SHORT PROBLEM
Extract each line containing the string "Opera".

ENTRIES SHOWN
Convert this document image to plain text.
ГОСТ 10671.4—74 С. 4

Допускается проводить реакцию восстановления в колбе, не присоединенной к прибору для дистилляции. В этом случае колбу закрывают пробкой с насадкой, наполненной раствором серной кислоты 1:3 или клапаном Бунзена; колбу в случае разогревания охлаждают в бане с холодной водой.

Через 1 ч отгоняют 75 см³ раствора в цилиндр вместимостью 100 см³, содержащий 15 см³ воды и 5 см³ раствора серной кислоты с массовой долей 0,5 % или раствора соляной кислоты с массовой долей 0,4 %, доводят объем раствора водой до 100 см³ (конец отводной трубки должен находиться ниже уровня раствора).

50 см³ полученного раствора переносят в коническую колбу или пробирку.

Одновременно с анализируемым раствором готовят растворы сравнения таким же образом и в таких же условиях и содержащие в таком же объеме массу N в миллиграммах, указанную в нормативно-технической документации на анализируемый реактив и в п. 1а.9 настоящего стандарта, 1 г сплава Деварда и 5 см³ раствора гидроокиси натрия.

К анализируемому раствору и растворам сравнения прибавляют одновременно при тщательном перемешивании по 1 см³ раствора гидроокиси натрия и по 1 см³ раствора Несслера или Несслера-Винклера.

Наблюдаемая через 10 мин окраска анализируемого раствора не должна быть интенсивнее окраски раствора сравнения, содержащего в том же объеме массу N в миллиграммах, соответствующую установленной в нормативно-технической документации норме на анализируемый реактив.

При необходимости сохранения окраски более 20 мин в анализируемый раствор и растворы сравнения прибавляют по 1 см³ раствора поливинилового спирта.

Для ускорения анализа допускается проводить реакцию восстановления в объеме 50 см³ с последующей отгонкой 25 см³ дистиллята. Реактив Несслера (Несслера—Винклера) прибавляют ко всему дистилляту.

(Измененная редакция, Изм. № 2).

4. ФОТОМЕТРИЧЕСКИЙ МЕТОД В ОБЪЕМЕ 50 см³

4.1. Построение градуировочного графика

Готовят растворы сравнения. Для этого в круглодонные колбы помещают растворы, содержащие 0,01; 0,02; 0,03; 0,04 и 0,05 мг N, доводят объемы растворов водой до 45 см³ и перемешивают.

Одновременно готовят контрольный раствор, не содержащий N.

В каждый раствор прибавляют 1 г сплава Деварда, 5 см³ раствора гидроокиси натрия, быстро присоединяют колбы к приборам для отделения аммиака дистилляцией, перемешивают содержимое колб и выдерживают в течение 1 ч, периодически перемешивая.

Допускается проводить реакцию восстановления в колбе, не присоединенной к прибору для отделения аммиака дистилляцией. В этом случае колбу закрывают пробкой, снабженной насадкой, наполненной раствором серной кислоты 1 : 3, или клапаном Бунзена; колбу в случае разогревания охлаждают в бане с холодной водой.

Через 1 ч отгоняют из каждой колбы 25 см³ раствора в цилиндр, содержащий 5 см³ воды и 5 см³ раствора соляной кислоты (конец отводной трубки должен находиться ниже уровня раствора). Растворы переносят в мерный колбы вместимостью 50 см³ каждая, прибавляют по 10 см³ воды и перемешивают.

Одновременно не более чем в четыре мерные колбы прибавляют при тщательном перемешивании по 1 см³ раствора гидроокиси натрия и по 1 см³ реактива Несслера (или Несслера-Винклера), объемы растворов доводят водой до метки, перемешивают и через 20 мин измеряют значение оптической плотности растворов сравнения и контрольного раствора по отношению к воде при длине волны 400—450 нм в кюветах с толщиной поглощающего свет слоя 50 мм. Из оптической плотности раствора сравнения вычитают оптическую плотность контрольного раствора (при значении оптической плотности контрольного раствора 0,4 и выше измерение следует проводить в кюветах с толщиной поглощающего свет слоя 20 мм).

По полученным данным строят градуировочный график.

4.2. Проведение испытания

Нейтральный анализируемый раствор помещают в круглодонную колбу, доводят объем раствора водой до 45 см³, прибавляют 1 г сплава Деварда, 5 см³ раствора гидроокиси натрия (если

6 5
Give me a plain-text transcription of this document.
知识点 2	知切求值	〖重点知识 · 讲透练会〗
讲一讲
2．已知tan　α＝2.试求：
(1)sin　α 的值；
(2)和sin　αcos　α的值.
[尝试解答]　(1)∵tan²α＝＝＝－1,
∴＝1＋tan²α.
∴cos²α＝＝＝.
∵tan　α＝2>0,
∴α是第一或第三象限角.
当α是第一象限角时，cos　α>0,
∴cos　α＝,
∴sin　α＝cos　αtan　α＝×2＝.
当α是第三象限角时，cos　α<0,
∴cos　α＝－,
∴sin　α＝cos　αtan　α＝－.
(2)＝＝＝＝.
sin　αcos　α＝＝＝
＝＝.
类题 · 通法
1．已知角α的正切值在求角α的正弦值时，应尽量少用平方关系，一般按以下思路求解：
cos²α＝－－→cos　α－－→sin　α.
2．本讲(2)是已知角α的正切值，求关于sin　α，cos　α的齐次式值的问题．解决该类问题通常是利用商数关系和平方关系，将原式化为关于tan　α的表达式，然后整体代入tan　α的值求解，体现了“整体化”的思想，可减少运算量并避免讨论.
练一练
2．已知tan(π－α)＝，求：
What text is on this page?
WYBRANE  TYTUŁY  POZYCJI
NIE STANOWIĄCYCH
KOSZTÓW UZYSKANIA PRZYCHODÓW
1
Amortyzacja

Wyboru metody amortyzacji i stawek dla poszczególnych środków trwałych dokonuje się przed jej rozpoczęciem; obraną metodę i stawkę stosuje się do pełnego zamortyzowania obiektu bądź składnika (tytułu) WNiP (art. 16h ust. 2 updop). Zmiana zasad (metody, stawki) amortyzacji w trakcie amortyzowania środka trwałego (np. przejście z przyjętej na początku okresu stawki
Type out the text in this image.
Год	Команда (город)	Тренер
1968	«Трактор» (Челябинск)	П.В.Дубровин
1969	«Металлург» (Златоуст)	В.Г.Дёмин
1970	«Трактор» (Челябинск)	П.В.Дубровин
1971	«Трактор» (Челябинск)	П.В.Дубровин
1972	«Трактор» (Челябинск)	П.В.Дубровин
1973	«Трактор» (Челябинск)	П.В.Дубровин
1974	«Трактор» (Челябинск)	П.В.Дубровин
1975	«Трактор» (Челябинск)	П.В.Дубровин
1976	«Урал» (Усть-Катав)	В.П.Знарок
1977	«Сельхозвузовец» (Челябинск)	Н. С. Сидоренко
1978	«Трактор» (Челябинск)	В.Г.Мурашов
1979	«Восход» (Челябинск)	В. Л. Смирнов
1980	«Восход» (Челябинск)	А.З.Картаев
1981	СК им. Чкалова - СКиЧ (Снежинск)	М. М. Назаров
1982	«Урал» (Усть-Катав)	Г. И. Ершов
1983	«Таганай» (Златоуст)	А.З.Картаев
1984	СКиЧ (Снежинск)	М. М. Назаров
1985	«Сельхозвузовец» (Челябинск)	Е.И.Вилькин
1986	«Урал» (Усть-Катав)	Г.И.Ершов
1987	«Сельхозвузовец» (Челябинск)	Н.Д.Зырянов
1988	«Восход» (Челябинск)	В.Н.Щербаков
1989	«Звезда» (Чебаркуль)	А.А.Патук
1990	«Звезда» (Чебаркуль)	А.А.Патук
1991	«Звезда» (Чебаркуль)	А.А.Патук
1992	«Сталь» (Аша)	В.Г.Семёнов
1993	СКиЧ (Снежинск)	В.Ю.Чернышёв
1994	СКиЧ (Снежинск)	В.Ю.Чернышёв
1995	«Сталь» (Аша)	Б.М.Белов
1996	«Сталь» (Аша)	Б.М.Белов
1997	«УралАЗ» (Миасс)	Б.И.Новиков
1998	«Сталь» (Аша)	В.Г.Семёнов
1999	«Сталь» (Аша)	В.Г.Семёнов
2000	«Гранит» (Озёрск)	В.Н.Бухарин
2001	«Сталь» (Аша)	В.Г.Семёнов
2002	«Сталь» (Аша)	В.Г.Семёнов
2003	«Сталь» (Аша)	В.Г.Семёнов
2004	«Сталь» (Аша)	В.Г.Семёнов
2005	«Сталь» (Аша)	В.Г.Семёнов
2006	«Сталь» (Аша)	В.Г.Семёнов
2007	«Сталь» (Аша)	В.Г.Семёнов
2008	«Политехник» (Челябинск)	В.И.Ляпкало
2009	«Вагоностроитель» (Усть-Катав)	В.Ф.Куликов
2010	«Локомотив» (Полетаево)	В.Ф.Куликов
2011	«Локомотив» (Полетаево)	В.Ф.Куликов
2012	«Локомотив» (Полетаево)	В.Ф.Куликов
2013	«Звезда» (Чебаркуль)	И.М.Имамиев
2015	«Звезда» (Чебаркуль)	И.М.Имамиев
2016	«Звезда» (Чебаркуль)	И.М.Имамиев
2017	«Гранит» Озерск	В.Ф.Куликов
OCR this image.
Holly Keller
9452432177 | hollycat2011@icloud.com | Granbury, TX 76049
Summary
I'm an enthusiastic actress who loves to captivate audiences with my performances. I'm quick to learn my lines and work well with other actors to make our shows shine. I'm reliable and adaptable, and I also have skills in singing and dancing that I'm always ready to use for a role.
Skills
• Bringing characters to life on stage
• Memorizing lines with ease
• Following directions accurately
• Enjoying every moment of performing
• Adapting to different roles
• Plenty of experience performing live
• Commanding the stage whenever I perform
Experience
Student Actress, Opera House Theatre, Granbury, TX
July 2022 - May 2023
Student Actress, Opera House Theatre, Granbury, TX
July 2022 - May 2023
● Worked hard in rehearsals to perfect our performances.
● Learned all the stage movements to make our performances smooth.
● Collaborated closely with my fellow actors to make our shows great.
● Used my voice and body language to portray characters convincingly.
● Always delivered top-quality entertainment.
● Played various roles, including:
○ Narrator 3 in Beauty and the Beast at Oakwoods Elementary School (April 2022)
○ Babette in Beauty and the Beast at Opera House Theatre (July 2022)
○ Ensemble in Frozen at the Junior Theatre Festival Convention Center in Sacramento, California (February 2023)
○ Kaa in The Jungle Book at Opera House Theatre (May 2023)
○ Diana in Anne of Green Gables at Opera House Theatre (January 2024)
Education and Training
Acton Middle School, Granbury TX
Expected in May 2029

WORKED ANSWER
Student Actress, Opera House Theatre, Granbury, TX
Student Actress, Opera House Theatre, Granbury, TX
○ Babette in Beauty and the Beast at Opera House Theatre (July 2022)
○ Kaa in The Jungle Book at Opera House Theatre (May 2023)
○ Diana in Anne of Green Gables at Opera House Theatre (January 2024)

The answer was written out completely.